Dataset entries

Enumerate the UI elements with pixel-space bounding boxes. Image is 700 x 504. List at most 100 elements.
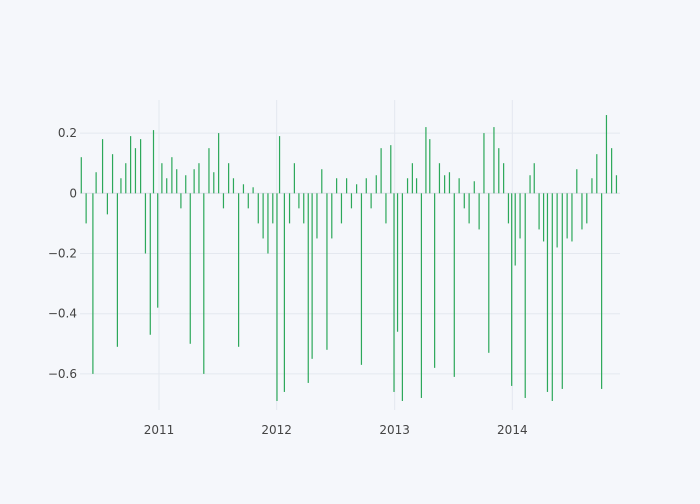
bar (605, 115, 608, 194)
bar (326, 193, 328, 350)
bar (538, 193, 540, 230)
bar (203, 193, 205, 374)
bar (106, 193, 108, 215)
bar (276, 193, 278, 401)
bar (420, 193, 423, 398)
bar (483, 133, 485, 194)
bar (331, 193, 333, 239)
bar (390, 145, 392, 194)
bar (478, 193, 480, 230)
bar (171, 157, 173, 194)
y-tick-label: −0.4 (48, 307, 77, 321)
bar (458, 178, 460, 194)
bar (561, 193, 563, 389)
bar (360, 193, 363, 365)
x-tick-label: 2011 (144, 423, 175, 437)
bar (272, 193, 274, 224)
bar (434, 193, 436, 368)
bar (524, 193, 526, 398)
bar (396, 193, 399, 332)
bar (267, 193, 269, 254)
bar (232, 178, 235, 194)
bar (514, 193, 516, 266)
bar (116, 193, 118, 347)
bar (247, 193, 249, 209)
bar (519, 193, 521, 239)
x-axis-ticks: 2011 2012 2013 2014 (144, 423, 528, 437)
x-tick-label: 2012 (261, 423, 292, 437)
bar (157, 193, 159, 308)
bar (120, 178, 122, 194)
bar (278, 136, 281, 194)
bar (134, 148, 137, 194)
bar (101, 139, 104, 194)
bar (92, 193, 94, 374)
bar (166, 178, 168, 194)
bar (208, 148, 210, 194)
bar (380, 148, 382, 194)
bar (611, 148, 613, 194)
bar (242, 184, 245, 194)
x-tick-label: 2014 (497, 423, 528, 437)
bar (493, 127, 495, 194)
bar (533, 163, 535, 194)
bar (448, 172, 451, 194)
bar (503, 163, 505, 194)
bar (307, 193, 309, 383)
bar (463, 193, 465, 209)
bar (293, 163, 295, 194)
bar (149, 193, 151, 335)
bar (125, 163, 127, 194)
y-tick-label: −0.6 (48, 367, 77, 381)
bar (401, 193, 403, 401)
bar (438, 163, 441, 194)
bar (340, 193, 343, 224)
bar-series (80, 115, 618, 401)
bar (185, 175, 187, 194)
bar (130, 136, 132, 194)
bar (375, 175, 377, 194)
bar (370, 193, 372, 209)
bar (511, 193, 513, 386)
bar (176, 169, 178, 194)
y-tick-label: 0 (69, 186, 77, 200)
bar (346, 178, 348, 194)
bar (356, 184, 358, 194)
bar (591, 178, 593, 194)
bar (468, 193, 470, 224)
bar (586, 193, 588, 224)
bar (316, 193, 318, 239)
bar (238, 193, 240, 347)
bar (311, 193, 313, 359)
bar (228, 163, 230, 194)
bar (556, 193, 558, 248)
bar (571, 193, 573, 242)
bar (213, 172, 215, 194)
bar (350, 193, 353, 209)
bar (144, 193, 147, 254)
y-axis-ticks: 0.2 0 −0.2 −0.4 −0.6 (48, 126, 77, 381)
bar (262, 193, 264, 239)
bar (95, 172, 97, 194)
bar (488, 193, 490, 353)
x-tick-label: 2013 (379, 423, 410, 437)
bar (576, 169, 578, 194)
bar (425, 127, 427, 194)
bar (444, 175, 446, 194)
bar (298, 193, 300, 209)
bar (140, 139, 142, 194)
grid-lines (80, 100, 620, 410)
bar (218, 133, 220, 194)
bar (303, 193, 305, 224)
bar (498, 148, 500, 194)
bar (415, 178, 418, 194)
bar (85, 193, 87, 224)
bar (385, 193, 387, 224)
bar (222, 193, 225, 209)
bar (257, 193, 259, 224)
bar (161, 163, 163, 194)
bar (80, 157, 82, 194)
bar (283, 193, 285, 392)
y-tick-label: −0.2 (48, 246, 77, 260)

◆ **THE REQUEST**: Reproduce the lines above word for word, leaving out the pictures.

◆ **FULL OUTPUT**:
Enumerate the UI elements with pixel-space bounding boxes. Image is 700 x 504. List at most 100 elements.
bar (605, 115, 608, 194)
bar (326, 193, 328, 350)
bar (538, 193, 540, 230)
bar (203, 193, 205, 374)
bar (106, 193, 108, 215)
bar (276, 193, 278, 401)
bar (420, 193, 423, 398)
bar (483, 133, 485, 194)
bar (331, 193, 333, 239)
bar (390, 145, 392, 194)
bar (478, 193, 480, 230)
bar (171, 157, 173, 194)
y-tick-label: −0.4 (48, 307, 77, 321)
bar (458, 178, 460, 194)
bar (561, 193, 563, 389)
bar (360, 193, 363, 365)
x-tick-label: 2011 (144, 423, 175, 437)
bar (272, 193, 274, 224)
bar (434, 193, 436, 368)
bar (524, 193, 526, 398)
bar (396, 193, 399, 332)
bar (267, 193, 269, 254)
bar (232, 178, 235, 194)
bar (514, 193, 516, 266)
bar (116, 193, 118, 347)
bar (247, 193, 249, 209)
bar (519, 193, 521, 239)
x-axis-ticks: 2011 2012 2013 2014 (144, 423, 528, 437)
x-tick-label: 2012 (261, 423, 292, 437)
bar (157, 193, 159, 308)
bar (120, 178, 122, 194)
bar (278, 136, 281, 194)
bar (134, 148, 137, 194)
bar (101, 139, 104, 194)
bar (92, 193, 94, 374)
bar (166, 178, 168, 194)
bar (208, 148, 210, 194)
bar (380, 148, 382, 194)
bar (611, 148, 613, 194)
bar (242, 184, 245, 194)
x-tick-label: 2014 (497, 423, 528, 437)
bar (493, 127, 495, 194)
bar (533, 163, 535, 194)
bar (448, 172, 451, 194)
bar (503, 163, 505, 194)
bar (307, 193, 309, 383)
bar (463, 193, 465, 209)
bar (293, 163, 295, 194)
bar (149, 193, 151, 335)
bar (125, 163, 127, 194)
y-tick-label: −0.6 (48, 367, 77, 381)
bar (401, 193, 403, 401)
bar (438, 163, 441, 194)
bar (340, 193, 343, 224)
bar-series (80, 115, 618, 401)
bar (185, 175, 187, 194)
bar (130, 136, 132, 194)
bar (375, 175, 377, 194)
bar (370, 193, 372, 209)
bar (511, 193, 513, 386)
bar (176, 169, 178, 194)
y-tick-label: 0 (69, 186, 77, 200)
bar (346, 178, 348, 194)
bar (356, 184, 358, 194)
bar (591, 178, 593, 194)
bar (468, 193, 470, 224)
bar (586, 193, 588, 224)
bar (316, 193, 318, 239)
bar (238, 193, 240, 347)
bar (311, 193, 313, 359)
bar (228, 163, 230, 194)
bar (556, 193, 558, 248)
bar (571, 193, 573, 242)
bar (213, 172, 215, 194)
bar (350, 193, 353, 209)
bar (144, 193, 147, 254)
y-axis-ticks: 0.2 0 −0.2 −0.4 −0.6 (48, 126, 77, 381)
bar (262, 193, 264, 239)
bar (95, 172, 97, 194)
bar (488, 193, 490, 353)
x-tick-label: 2013 (379, 423, 410, 437)
bar (576, 169, 578, 194)
bar (425, 127, 427, 194)
bar (444, 175, 446, 194)
bar (298, 193, 300, 209)
bar (140, 139, 142, 194)
grid-lines (80, 100, 620, 410)
bar (218, 133, 220, 194)
bar (303, 193, 305, 224)
bar (498, 148, 500, 194)
bar (415, 178, 418, 194)
bar (85, 193, 87, 224)
bar (385, 193, 387, 224)
bar (222, 193, 225, 209)
bar (257, 193, 259, 224)
bar (161, 163, 163, 194)
bar (80, 157, 82, 194)
bar (283, 193, 285, 392)
y-tick-label: −0.2 (48, 246, 77, 260)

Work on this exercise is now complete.